THE EXERCISE
Quote the line containing "Serialize everything readable" and all lines that follow it in the listing below, exactly as written.

Stored records
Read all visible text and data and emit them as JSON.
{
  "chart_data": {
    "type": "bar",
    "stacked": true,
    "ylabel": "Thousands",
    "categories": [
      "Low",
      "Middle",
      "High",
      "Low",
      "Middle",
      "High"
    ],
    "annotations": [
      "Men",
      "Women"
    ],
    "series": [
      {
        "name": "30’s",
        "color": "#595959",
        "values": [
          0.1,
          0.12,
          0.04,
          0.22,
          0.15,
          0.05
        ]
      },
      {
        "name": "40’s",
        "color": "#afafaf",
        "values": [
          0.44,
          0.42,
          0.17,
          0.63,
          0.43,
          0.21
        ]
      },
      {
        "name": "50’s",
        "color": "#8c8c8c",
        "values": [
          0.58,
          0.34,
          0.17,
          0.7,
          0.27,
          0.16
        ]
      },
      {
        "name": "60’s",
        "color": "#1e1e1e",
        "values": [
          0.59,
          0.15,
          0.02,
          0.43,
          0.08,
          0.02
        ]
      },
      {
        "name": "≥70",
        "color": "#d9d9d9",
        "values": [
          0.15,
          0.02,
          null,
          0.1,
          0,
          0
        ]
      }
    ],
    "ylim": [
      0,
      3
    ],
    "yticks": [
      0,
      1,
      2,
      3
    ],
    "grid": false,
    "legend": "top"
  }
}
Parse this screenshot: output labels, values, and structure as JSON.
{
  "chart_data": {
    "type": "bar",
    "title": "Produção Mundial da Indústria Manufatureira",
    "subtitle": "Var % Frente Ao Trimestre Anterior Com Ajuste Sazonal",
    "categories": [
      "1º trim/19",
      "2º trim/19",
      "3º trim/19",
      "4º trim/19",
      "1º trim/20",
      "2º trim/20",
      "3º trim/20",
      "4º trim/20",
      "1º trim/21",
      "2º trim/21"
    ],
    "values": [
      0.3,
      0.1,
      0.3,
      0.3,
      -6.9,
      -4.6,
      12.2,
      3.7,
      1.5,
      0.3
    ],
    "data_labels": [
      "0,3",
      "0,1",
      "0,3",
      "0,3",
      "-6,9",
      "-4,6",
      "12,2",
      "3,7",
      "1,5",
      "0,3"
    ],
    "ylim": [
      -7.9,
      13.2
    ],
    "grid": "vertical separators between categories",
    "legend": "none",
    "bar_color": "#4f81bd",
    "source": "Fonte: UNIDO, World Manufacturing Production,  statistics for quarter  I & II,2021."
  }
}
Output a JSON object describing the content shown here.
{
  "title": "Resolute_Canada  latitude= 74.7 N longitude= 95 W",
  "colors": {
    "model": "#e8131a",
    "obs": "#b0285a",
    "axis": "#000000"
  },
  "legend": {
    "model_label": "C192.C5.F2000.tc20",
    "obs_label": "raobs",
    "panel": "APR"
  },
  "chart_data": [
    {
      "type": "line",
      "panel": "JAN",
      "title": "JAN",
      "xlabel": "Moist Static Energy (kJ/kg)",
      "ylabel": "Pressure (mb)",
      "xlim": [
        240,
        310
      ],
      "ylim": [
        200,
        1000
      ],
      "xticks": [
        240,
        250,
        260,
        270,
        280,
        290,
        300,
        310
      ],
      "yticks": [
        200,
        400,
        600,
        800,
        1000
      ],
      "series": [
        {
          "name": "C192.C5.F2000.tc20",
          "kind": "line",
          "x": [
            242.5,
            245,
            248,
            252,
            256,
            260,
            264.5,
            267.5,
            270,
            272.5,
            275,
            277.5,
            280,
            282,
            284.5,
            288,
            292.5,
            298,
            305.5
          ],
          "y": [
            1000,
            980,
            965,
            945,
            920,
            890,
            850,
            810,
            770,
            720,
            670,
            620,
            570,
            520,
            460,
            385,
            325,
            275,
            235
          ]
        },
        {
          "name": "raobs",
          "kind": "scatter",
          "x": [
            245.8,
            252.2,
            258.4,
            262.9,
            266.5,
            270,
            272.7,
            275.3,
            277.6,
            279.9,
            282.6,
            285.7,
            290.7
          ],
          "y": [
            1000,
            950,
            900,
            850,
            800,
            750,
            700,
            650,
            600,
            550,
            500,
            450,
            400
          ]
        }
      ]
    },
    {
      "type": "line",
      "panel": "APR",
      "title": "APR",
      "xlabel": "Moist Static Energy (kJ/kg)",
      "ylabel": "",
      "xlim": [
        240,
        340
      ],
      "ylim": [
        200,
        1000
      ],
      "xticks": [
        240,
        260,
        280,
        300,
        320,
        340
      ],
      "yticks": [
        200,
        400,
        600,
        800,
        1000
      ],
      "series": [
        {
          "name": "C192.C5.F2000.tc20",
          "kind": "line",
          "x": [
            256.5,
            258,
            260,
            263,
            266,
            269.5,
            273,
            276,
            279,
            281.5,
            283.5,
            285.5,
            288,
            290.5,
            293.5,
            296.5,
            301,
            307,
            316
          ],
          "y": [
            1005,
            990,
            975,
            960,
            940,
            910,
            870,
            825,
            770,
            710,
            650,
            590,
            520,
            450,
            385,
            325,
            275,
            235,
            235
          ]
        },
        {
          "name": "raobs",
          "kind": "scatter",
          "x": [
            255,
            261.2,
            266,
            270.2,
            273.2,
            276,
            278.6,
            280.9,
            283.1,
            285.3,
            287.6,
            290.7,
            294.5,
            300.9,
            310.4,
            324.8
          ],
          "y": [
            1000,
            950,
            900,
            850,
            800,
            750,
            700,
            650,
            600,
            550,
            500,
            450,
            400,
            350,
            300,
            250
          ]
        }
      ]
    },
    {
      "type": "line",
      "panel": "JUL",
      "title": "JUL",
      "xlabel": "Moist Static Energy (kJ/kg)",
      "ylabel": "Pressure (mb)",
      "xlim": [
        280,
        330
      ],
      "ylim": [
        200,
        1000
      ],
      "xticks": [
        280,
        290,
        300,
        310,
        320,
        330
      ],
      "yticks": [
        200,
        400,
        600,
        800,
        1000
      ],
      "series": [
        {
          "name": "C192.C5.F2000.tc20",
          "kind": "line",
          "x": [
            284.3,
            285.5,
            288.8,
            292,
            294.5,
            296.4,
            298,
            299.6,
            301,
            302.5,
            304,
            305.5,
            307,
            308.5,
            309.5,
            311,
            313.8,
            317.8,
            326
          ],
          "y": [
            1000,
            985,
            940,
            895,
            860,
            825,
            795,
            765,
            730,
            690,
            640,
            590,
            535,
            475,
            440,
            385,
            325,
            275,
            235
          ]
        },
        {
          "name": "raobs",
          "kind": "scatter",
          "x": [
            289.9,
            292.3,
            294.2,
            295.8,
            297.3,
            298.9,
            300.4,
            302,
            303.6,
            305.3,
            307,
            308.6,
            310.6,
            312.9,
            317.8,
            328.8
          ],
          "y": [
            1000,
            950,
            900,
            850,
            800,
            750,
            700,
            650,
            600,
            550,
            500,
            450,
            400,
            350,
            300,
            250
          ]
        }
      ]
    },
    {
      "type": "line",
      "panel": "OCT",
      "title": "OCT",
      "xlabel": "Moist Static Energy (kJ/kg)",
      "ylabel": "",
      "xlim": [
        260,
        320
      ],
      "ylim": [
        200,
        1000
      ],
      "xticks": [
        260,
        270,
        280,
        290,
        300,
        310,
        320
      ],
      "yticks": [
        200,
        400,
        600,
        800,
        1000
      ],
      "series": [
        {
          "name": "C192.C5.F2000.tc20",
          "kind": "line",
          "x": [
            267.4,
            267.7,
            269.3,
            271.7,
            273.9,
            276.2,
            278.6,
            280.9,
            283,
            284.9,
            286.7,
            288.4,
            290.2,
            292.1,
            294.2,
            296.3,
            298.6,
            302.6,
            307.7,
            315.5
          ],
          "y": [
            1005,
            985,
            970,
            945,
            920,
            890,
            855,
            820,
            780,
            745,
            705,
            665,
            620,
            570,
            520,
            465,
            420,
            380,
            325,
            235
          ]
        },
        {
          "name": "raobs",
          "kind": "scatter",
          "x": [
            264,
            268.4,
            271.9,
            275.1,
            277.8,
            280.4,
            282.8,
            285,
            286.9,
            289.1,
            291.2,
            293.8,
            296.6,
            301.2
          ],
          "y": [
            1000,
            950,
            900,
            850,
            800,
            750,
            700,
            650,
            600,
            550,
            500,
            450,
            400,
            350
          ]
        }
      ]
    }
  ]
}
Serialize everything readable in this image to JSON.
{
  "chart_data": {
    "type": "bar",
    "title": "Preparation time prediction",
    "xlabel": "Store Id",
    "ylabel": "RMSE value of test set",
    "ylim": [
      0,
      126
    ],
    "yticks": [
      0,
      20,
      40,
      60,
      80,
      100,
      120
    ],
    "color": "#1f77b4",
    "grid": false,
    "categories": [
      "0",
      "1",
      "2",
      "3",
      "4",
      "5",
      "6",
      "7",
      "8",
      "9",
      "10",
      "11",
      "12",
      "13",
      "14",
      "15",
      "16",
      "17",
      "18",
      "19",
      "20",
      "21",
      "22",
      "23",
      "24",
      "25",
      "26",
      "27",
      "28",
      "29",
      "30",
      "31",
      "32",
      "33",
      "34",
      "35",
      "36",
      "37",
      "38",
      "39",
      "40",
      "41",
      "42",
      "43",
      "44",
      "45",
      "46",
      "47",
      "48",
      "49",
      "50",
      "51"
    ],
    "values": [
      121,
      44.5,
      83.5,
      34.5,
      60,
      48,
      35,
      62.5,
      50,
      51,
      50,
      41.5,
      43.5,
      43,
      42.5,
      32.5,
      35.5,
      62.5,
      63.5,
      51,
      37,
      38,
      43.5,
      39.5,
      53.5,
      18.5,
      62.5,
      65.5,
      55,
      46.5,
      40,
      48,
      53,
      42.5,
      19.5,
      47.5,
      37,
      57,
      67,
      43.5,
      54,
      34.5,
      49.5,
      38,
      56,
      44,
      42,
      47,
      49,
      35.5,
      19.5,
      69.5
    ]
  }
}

COMPLETE ANSWER
Serialize everything readable in this image to JSON.
{
  "chart_data": {
    "type": "bar",
    "title": "Preparation time prediction",
    "xlabel": "Store Id",
    "ylabel": "RMSE value of test set",
    "ylim": [
      0,
      126
    ],
    "yticks": [
      0,
      20,
      40,
      60,
      80,
      100,
      120
    ],
    "color": "#1f77b4",
    "grid": false,
    "categories": [
      "0",
      "1",
      "2",
      "3",
      "4",
      "5",
      "6",
      "7",
      "8",
      "9",
      "10",
      "11",
      "12",
      "13",
      "14",
      "15",
      "16",
      "17",
      "18",
      "19",
      "20",
      "21",
      "22",
      "23",
      "24",
      "25",
      "26",
      "27",
      "28",
      "29",
      "30",
      "31",
      "32",
      "33",
      "34",
      "35",
      "36",
      "37",
      "38",
      "39",
      "40",
      "41",
      "42",
      "43",
      "44",
      "45",
      "46",
      "47",
      "48",
      "49",
      "50",
      "51"
    ],
    "values": [
      121,
      44.5,
      83.5,
      34.5,
      60,
      48,
      35,
      62.5,
      50,
      51,
      50,
      41.5,
      43.5,
      43,
      42.5,
      32.5,
      35.5,
      62.5,
      63.5,
      51,
      37,
      38,
      43.5,
      39.5,
      53.5,
      18.5,
      62.5,
      65.5,
      55,
      46.5,
      40,
      48,
      53,
      42.5,
      19.5,
      47.5,
      37,
      57,
      67,
      43.5,
      54,
      34.5,
      49.5,
      38,
      56,
      44,
      42,
      47,
      49,
      35.5,
      19.5,
      69.5
    ]
  }
}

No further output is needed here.